── Records for processing
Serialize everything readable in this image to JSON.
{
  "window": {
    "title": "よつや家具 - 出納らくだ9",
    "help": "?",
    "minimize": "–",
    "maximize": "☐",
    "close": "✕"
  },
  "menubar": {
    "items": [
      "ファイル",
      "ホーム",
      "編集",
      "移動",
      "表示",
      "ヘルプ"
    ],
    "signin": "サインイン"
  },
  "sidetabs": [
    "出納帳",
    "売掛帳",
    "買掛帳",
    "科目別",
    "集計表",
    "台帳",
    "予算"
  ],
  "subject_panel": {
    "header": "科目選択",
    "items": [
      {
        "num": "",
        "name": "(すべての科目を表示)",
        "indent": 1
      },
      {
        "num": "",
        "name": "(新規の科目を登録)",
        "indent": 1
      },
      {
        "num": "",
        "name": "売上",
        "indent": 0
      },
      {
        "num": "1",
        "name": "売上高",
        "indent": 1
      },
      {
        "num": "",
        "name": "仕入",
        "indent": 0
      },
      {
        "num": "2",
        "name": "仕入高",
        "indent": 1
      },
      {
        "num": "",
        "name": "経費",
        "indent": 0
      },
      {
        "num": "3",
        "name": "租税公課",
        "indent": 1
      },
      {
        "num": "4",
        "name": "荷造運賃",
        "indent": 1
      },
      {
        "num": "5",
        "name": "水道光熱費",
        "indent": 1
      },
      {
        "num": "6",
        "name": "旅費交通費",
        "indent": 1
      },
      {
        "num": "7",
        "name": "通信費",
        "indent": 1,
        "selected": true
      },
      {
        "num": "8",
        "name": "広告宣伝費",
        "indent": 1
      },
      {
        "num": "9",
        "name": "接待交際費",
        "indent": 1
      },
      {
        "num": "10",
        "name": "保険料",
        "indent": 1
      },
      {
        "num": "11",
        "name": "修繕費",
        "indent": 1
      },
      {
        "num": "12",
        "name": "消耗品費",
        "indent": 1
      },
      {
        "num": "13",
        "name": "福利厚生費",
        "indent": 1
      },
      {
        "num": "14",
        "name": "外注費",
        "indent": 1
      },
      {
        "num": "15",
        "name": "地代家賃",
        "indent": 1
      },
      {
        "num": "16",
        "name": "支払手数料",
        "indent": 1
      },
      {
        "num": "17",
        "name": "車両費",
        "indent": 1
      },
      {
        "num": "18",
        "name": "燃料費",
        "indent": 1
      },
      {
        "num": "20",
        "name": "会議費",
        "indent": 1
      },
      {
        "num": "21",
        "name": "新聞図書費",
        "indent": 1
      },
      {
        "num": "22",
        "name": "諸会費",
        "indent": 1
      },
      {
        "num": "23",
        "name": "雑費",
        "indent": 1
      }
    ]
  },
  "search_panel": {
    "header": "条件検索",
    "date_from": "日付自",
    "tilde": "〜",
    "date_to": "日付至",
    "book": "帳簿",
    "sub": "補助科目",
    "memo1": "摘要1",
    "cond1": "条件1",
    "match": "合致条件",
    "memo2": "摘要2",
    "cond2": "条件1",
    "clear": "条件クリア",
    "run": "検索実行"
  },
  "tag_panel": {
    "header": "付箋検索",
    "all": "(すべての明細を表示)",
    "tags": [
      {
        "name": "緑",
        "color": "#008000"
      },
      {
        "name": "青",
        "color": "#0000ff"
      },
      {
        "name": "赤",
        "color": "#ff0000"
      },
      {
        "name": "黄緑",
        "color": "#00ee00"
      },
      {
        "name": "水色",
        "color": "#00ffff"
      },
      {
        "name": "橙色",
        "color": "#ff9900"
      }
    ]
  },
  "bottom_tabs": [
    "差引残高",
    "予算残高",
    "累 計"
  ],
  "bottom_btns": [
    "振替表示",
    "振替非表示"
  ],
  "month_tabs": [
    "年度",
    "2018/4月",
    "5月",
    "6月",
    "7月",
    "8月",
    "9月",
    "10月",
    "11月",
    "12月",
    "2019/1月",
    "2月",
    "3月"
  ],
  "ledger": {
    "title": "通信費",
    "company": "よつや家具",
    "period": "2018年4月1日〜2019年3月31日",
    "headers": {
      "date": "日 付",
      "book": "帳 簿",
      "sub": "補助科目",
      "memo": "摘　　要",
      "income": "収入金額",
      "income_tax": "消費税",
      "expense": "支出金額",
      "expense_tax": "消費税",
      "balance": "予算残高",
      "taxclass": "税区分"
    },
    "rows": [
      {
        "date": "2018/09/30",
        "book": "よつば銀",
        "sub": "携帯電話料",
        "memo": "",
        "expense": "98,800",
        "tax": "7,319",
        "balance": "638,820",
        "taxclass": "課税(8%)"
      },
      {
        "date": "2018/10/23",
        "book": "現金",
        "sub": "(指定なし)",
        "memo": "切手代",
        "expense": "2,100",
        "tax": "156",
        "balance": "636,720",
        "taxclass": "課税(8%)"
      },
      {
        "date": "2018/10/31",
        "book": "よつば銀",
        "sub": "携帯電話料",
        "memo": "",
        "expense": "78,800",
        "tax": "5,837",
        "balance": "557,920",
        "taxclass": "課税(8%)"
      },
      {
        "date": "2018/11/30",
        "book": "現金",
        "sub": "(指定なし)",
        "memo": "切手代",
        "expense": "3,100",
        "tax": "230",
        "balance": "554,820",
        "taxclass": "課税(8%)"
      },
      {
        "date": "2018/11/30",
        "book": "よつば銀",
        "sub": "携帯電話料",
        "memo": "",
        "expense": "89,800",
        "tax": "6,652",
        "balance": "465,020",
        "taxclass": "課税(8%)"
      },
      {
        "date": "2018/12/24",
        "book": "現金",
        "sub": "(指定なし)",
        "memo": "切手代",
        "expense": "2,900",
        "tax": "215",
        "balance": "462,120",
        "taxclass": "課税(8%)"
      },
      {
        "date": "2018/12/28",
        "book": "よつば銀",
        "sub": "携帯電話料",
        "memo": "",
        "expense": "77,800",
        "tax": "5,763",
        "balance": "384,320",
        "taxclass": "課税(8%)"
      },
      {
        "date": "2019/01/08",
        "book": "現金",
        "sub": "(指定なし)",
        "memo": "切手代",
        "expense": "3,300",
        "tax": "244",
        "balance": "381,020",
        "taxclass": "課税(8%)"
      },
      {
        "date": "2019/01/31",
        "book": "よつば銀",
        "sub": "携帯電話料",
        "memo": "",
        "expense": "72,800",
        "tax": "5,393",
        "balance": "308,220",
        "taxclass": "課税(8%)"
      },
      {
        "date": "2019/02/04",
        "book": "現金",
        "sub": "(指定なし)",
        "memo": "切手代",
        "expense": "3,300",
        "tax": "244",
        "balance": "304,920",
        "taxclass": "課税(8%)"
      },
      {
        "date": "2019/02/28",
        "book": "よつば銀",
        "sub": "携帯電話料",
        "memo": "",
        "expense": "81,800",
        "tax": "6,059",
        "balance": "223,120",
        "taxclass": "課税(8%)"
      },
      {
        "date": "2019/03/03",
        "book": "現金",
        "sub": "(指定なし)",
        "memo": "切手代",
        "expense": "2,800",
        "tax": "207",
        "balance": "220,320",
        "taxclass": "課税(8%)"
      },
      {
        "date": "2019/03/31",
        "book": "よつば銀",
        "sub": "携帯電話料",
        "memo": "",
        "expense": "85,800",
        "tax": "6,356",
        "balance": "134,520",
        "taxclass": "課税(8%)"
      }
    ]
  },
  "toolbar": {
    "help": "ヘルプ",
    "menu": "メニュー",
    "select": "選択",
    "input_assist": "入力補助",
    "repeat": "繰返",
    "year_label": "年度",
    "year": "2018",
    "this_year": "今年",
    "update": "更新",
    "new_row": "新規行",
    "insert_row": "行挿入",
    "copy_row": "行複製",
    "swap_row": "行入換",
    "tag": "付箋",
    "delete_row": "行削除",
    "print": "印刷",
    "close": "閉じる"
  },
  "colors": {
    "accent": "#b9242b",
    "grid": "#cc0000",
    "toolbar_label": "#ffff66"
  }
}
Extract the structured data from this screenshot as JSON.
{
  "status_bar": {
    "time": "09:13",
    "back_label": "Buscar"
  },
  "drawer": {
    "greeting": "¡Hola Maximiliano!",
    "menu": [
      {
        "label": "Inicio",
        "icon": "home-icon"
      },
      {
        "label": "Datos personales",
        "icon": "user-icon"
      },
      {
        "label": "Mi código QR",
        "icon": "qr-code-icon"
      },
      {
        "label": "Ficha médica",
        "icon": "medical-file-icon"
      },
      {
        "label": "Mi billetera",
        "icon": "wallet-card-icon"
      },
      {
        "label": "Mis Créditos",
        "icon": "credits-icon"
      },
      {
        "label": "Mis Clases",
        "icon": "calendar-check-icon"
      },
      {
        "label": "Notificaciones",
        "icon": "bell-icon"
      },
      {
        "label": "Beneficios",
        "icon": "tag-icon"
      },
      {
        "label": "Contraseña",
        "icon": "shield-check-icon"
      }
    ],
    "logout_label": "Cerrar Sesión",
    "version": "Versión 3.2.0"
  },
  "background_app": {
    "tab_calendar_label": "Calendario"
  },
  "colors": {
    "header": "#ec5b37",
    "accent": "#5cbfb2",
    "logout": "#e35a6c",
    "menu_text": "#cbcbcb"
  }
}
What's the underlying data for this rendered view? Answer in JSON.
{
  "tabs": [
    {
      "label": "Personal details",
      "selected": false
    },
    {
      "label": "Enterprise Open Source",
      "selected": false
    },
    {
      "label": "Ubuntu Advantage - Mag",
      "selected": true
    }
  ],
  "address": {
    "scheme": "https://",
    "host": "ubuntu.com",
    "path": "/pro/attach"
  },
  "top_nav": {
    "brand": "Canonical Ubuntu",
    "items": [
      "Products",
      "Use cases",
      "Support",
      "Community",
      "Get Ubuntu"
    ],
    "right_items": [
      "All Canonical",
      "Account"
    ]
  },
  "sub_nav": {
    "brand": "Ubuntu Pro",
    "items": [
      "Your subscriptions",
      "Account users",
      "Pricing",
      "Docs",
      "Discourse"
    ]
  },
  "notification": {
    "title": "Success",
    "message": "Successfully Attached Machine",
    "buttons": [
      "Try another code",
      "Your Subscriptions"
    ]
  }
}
────
> Task description:
Extract, unchanged, the closing run of lines that opens with the line containing "What's the underlying" and ends with the last line.

> Problem solution:
What's the underlying data for this rendered view? Answer in JSON.
{
  "tabs": [
    {
      "label": "Personal details",
      "selected": false
    },
    {
      "label": "Enterprise Open Source",
      "selected": false
    },
    {
      "label": "Ubuntu Advantage - Mag",
      "selected": true
    }
  ],
  "address": {
    "scheme": "https://",
    "host": "ubuntu.com",
    "path": "/pro/attach"
  },
  "top_nav": {
    "brand": "Canonical Ubuntu",
    "items": [
      "Products",
      "Use cases",
      "Support",
      "Community",
      "Get Ubuntu"
    ],
    "right_items": [
      "All Canonical",
      "Account"
    ]
  },
  "sub_nav": {
    "brand": "Ubuntu Pro",
    "items": [
      "Your subscriptions",
      "Account users",
      "Pricing",
      "Docs",
      "Discourse"
    ]
  },
  "notification": {
    "title": "Success",
    "message": "Successfully Attached Machine",
    "buttons": [
      "Try another code",
      "Your Subscriptions"
    ]
  }
}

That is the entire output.